-------- Input data --------

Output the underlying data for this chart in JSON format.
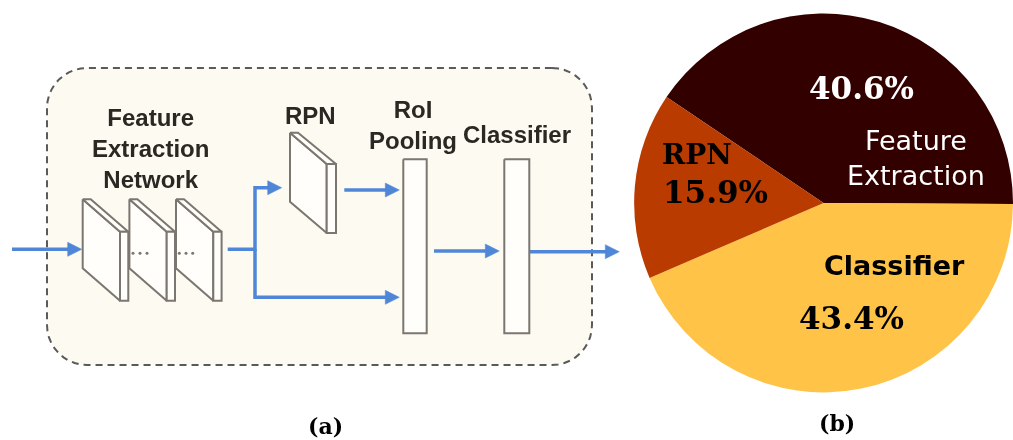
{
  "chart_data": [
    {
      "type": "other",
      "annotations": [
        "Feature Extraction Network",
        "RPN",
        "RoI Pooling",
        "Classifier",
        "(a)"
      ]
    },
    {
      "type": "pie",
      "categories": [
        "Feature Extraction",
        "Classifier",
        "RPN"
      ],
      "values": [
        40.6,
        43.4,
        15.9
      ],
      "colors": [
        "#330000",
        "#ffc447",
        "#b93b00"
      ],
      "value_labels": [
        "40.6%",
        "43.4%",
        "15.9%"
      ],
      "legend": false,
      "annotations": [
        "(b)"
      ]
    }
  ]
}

--------

Written exercise: Print all of the entries word for word. Omit the pictures they contain.

Solution:
Output the underlying data for this chart in JSON format.
{
  "chart_data": [
    {
      "type": "other",
      "annotations": [
        "Feature Extraction Network",
        "RPN",
        "RoI Pooling",
        "Classifier",
        "(a)"
      ]
    },
    {
      "type": "pie",
      "categories": [
        "Feature Extraction",
        "Classifier",
        "RPN"
      ],
      "values": [
        40.6,
        43.4,
        15.9
      ],
      "colors": [
        "#330000",
        "#ffc447",
        "#b93b00"
      ],
      "value_labels": [
        "40.6%",
        "43.4%",
        "15.9%"
      ],
      "legend": false,
      "annotations": [
        "(b)"
      ]
    }
  ]
}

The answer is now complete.